Objective: Please write out the material that follows, exactly as it stands.

Dataset excerpts:
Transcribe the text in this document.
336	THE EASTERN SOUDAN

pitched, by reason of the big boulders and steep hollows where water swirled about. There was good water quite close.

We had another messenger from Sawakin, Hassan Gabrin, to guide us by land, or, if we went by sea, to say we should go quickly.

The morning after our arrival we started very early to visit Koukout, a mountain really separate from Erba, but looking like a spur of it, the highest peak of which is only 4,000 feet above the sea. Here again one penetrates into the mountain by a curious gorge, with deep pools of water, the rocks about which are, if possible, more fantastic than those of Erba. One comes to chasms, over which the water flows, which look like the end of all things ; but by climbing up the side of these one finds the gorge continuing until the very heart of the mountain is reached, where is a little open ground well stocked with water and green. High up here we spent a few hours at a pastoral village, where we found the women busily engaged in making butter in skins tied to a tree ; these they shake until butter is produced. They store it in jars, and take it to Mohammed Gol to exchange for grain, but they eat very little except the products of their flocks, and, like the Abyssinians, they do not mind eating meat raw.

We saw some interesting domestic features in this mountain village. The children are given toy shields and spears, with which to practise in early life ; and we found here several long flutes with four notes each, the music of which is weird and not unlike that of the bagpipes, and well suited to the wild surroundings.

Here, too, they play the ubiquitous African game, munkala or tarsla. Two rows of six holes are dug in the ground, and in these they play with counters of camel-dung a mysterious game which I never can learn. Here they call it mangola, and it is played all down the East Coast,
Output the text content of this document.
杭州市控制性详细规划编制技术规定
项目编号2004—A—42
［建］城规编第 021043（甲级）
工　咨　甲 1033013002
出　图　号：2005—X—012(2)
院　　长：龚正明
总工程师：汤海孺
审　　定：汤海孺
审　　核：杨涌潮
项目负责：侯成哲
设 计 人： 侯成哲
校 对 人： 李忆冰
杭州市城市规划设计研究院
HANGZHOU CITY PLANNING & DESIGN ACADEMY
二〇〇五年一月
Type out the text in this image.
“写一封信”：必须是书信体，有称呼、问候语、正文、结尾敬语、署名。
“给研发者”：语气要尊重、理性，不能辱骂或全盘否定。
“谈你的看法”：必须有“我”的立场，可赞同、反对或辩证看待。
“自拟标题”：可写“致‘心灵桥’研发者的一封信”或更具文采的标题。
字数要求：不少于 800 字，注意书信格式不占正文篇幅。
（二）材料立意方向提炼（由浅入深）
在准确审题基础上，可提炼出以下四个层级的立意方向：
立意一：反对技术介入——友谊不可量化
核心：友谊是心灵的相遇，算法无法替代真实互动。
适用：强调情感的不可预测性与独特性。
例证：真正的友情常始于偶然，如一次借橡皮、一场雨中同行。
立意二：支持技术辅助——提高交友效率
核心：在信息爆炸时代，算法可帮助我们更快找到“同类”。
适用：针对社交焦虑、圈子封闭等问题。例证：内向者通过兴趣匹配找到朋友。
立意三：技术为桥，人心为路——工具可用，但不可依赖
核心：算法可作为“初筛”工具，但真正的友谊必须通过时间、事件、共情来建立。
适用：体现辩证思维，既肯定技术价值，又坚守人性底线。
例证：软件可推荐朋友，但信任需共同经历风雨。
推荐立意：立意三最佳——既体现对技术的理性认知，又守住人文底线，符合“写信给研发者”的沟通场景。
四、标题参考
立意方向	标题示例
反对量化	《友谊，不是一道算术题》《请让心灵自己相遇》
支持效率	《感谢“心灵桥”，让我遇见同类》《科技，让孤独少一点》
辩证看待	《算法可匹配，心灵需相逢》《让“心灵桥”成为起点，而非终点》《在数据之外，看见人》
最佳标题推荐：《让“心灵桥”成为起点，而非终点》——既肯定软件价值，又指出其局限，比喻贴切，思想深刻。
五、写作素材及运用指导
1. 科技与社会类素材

Problem solution:
Transcribe the text in this document.
336	THE EASTERN SOUDAN

pitched, by reason of the big boulders and steep hollows where water swirled about. There was good water quite close.

We had another messenger from Sawakin, Hassan Gabrin, to guide us by land, or, if we went by sea, to say we should go quickly.

The morning after our arrival we started very early to visit Koukout, a mountain really separate from Erba, but looking like a spur of it, the highest peak of which is only 4,000 feet above the sea. Here again one penetrates into the mountain by a curious gorge, with deep pools of water, the rocks about which are, if possible, more fantastic than those of Erba. One comes to chasms, over which the water flows, which look like the end of all things ; but by climbing up the side of these one finds the gorge continuing until the very heart of the mountain is reached, where is a little open ground well stocked with water and green. High up here we spent a few hours at a pastoral village, where we found the women busily engaged in making butter in skins tied to a tree ; these they shake until butter is produced. They store it in jars, and take it to Mohammed Gol to exchange for grain, but they eat very little except the products of their flocks, and, like the Abyssinians, they do not mind eating meat raw.

We saw some interesting domestic features in this mountain village. The children are given toy shields and spears, with which to practise in early life ; and we found here several long flutes with four notes each, the music of which is weird and not unlike that of the bagpipes, and well suited to the wild surroundings.

Here, too, they play the ubiquitous African game, munkala or tarsla. Two rows of six holes are dug in the ground, and in these they play with counters of camel-dung a mysterious game which I never can learn. Here they call it mangola, and it is played all down the East Coast,
Output the text content of this document.
杭州市控制性详细规划编制技术规定
项目编号2004—A—42
［建］城规编第 021043（甲级）
工　咨　甲 1033013002
出　图　号：2005—X—012(2)
院　　长：龚正明
总工程师：汤海孺
审　　定：汤海孺
审　　核：杨涌潮
项目负责：侯成哲
设 计 人： 侯成哲
校 对 人： 李忆冰
杭州市城市规划设计研究院
HANGZHOU CITY PLANNING & DESIGN ACADEMY
二〇〇五年一月
Type out the text in this image.
“写一封信”：必须是书信体，有称呼、问候语、正文、结尾敬语、署名。
“给研发者”：语气要尊重、理性，不能辱骂或全盘否定。
“谈你的看法”：必须有“我”的立场，可赞同、反对或辩证看待。
“自拟标题”：可写“致‘心灵桥’研发者的一封信”或更具文采的标题。
字数要求：不少于 800 字，注意书信格式不占正文篇幅。
（二）材料立意方向提炼（由浅入深）
在准确审题基础上，可提炼出以下四个层级的立意方向：
立意一：反对技术介入——友谊不可量化
核心：友谊是心灵的相遇，算法无法替代真实互动。
适用：强调情感的不可预测性与独特性。
例证：真正的友情常始于偶然，如一次借橡皮、一场雨中同行。
立意二：支持技术辅助——提高交友效率
核心：在信息爆炸时代，算法可帮助我们更快找到“同类”。
适用：针对社交焦虑、圈子封闭等问题。例证：内向者通过兴趣匹配找到朋友。
立意三：技术为桥，人心为路——工具可用，但不可依赖
核心：算法可作为“初筛”工具，但真正的友谊必须通过时间、事件、共情来建立。
适用：体现辩证思维，既肯定技术价值，又坚守人性底线。
例证：软件可推荐朋友，但信任需共同经历风雨。
推荐立意：立意三最佳——既体现对技术的理性认知，又守住人文底线，符合“写信给研发者”的沟通场景。
四、标题参考
立意方向	标题示例
反对量化	《友谊，不是一道算术题》《请让心灵自己相遇》
支持效率	《感谢“心灵桥”，让我遇见同类》《科技，让孤独少一点》
辩证看待	《算法可匹配，心灵需相逢》《让“心灵桥”成为起点，而非终点》《在数据之外，看见人》
最佳标题推荐：《让“心灵桥”成为起点，而非终点》——既肯定软件价值，又指出其局限，比喻贴切，思想深刻。
五、写作素材及运用指导
1. 科技与社会类素材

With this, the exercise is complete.